**Task brief:**
Copy out the data below, putting "axis-line" wherever "spoke-line" appears and leaving everything else unchanged.

-- Begin --

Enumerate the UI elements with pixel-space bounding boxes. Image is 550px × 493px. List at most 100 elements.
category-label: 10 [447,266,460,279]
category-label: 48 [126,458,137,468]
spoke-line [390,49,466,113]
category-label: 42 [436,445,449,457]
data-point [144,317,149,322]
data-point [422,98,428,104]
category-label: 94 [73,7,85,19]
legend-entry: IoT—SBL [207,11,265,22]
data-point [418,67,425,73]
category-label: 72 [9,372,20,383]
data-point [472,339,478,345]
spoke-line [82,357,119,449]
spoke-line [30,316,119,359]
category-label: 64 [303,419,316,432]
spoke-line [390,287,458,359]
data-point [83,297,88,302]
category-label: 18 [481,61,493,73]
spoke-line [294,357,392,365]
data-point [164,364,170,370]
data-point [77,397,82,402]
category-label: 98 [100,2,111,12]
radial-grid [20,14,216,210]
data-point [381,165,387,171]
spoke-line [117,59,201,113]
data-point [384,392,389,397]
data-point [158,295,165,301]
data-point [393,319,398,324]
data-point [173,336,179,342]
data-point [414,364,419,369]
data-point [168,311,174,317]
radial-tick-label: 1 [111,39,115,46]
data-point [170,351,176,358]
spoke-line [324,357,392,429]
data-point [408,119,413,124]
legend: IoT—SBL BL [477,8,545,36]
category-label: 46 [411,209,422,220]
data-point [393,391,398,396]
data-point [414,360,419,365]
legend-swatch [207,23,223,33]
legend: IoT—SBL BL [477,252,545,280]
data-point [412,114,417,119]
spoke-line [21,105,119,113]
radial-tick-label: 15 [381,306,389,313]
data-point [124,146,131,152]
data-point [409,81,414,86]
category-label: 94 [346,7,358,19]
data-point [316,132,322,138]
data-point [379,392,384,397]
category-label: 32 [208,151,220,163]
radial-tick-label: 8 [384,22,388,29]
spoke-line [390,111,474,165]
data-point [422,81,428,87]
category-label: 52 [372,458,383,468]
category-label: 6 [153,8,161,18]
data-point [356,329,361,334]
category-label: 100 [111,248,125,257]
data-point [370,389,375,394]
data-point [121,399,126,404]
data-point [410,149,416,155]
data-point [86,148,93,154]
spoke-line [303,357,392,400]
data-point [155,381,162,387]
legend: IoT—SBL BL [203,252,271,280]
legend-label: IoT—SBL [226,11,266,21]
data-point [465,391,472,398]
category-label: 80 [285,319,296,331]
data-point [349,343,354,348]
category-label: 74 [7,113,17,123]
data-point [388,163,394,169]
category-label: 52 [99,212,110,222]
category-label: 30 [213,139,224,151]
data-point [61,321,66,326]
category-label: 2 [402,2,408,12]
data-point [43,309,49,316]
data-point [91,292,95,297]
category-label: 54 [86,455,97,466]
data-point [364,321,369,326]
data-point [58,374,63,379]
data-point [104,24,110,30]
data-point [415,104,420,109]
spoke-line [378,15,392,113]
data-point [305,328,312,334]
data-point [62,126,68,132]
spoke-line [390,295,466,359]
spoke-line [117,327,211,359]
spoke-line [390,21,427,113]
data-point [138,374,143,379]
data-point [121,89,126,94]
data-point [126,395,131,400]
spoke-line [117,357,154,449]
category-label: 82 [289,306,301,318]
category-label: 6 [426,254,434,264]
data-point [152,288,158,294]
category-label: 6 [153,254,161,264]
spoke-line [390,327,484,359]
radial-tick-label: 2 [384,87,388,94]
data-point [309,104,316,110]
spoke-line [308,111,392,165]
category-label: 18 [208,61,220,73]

-- End --

**Solved exercise:**
Enumerate the UI elements with pixel-space bounding boxes. Image is 550px × 493px. List at most 100 elements.
category-label: 10 [447,266,460,279]
category-label: 48 [126,458,137,468]
axis-line [390,49,466,113]
category-label: 42 [436,445,449,457]
data-point [144,317,149,322]
data-point [422,98,428,104]
category-label: 94 [73,7,85,19]
legend-entry: IoT—SBL [207,11,265,22]
data-point [418,67,425,73]
category-label: 72 [9,372,20,383]
data-point [472,339,478,345]
axis-line [82,357,119,449]
axis-line [30,316,119,359]
category-label: 64 [303,419,316,432]
axis-line [390,287,458,359]
data-point [83,297,88,302]
category-label: 18 [481,61,493,73]
axis-line [294,357,392,365]
data-point [164,364,170,370]
data-point [77,397,82,402]
category-label: 98 [100,2,111,12]
radial-grid [20,14,216,210]
data-point [381,165,387,171]
axis-line [117,59,201,113]
data-point [384,392,389,397]
data-point [158,295,165,301]
data-point [393,319,398,324]
data-point [173,336,179,342]
data-point [414,364,419,369]
data-point [168,311,174,317]
radial-tick-label: 1 [111,39,115,46]
data-point [170,351,176,358]
axis-line [324,357,392,429]
data-point [408,119,413,124]
legend: IoT—SBL BL [477,8,545,36]
category-label: 46 [411,209,422,220]
data-point [393,391,398,396]
data-point [414,360,419,365]
legend-swatch [207,23,223,33]
legend: IoT—SBL BL [477,252,545,280]
data-point [412,114,417,119]
axis-line [21,105,119,113]
radial-tick-label: 15 [381,306,389,313]
data-point [124,146,131,152]
data-point [409,81,414,86]
category-label: 94 [346,7,358,19]
data-point [316,132,322,138]
data-point [379,392,384,397]
category-label: 32 [208,151,220,163]
radial-tick-label: 8 [384,22,388,29]
axis-line [390,111,474,165]
data-point [422,81,428,87]
category-label: 52 [372,458,383,468]
category-label: 6 [153,8,161,18]
data-point [356,329,361,334]
category-label: 100 [111,248,125,257]
data-point [370,389,375,394]
data-point [121,399,126,404]
data-point [410,149,416,155]
data-point [86,148,93,154]
axis-line [303,357,392,400]
data-point [155,381,162,387]
legend: IoT—SBL BL [203,252,271,280]
legend-label: IoT—SBL [226,11,266,21]
data-point [465,391,472,398]
category-label: 80 [285,319,296,331]
data-point [349,343,354,348]
category-label: 74 [7,113,17,123]
data-point [388,163,394,169]
category-label: 52 [99,212,110,222]
category-label: 30 [213,139,224,151]
data-point [61,321,66,326]
category-label: 2 [402,2,408,12]
data-point [43,309,49,316]
data-point [91,292,95,297]
category-label: 54 [86,455,97,466]
data-point [364,321,369,326]
data-point [58,374,63,379]
data-point [104,24,110,30]
data-point [415,104,420,109]
axis-line [378,15,392,113]
data-point [305,328,312,334]
data-point [62,126,68,132]
axis-line [390,295,466,359]
axis-line [117,327,211,359]
axis-line [390,21,427,113]
data-point [138,374,143,379]
data-point [121,89,126,94]
data-point [126,395,131,400]
axis-line [117,357,154,449]
category-label: 82 [289,306,301,318]
category-label: 6 [426,254,434,264]
data-point [152,288,158,294]
category-label: 6 [153,254,161,264]
axis-line [390,327,484,359]
radial-tick-label: 2 [384,87,388,94]
data-point [309,104,316,110]
axis-line [308,111,392,165]
category-label: 18 [208,61,220,73]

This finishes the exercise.